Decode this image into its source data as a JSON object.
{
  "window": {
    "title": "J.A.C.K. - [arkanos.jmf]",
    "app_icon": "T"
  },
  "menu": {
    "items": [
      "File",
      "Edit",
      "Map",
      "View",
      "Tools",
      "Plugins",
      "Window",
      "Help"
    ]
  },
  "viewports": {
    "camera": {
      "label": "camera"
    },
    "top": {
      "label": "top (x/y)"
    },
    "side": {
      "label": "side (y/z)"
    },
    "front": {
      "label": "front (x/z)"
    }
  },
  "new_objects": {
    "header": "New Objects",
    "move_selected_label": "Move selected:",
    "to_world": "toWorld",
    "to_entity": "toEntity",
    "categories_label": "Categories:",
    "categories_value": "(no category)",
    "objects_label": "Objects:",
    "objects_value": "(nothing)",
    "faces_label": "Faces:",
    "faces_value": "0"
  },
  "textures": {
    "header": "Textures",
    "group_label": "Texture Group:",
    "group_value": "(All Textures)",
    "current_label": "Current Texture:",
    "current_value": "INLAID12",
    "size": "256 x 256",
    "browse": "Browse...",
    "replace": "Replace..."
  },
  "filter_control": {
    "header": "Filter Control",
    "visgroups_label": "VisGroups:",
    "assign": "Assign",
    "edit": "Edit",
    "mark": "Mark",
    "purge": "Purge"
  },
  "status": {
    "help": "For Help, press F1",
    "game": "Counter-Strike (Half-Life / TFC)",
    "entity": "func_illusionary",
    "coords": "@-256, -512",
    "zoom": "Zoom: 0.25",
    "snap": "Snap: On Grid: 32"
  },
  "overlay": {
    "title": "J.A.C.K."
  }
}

● ● ● ●

Request: Repeat the data in its entirety, character for character.

The reply:
Decode this image into its source data as a JSON object.
{
  "window": {
    "title": "J.A.C.K. - [arkanos.jmf]",
    "app_icon": "T"
  },
  "menu": {
    "items": [
      "File",
      "Edit",
      "Map",
      "View",
      "Tools",
      "Plugins",
      "Window",
      "Help"
    ]
  },
  "viewports": {
    "camera": {
      "label": "camera"
    },
    "top": {
      "label": "top (x/y)"
    },
    "side": {
      "label": "side (y/z)"
    },
    "front": {
      "label": "front (x/z)"
    }
  },
  "new_objects": {
    "header": "New Objects",
    "move_selected_label": "Move selected:",
    "to_world": "toWorld",
    "to_entity": "toEntity",
    "categories_label": "Categories:",
    "categories_value": "(no category)",
    "objects_label": "Objects:",
    "objects_value": "(nothing)",
    "faces_label": "Faces:",
    "faces_value": "0"
  },
  "textures": {
    "header": "Textures",
    "group_label": "Texture Group:",
    "group_value": "(All Textures)",
    "current_label": "Current Texture:",
    "current_value": "INLAID12",
    "size": "256 x 256",
    "browse": "Browse...",
    "replace": "Replace..."
  },
  "filter_control": {
    "header": "Filter Control",
    "visgroups_label": "VisGroups:",
    "assign": "Assign",
    "edit": "Edit",
    "mark": "Mark",
    "purge": "Purge"
  },
  "status": {
    "help": "For Help, press F1",
    "game": "Counter-Strike (Half-Life / TFC)",
    "entity": "func_illusionary",
    "coords": "@-256, -512",
    "zoom": "Zoom: 0.25",
    "snap": "Snap: On Grid: 32"
  },
  "overlay": {
    "title": "J.A.C.K."
  }
}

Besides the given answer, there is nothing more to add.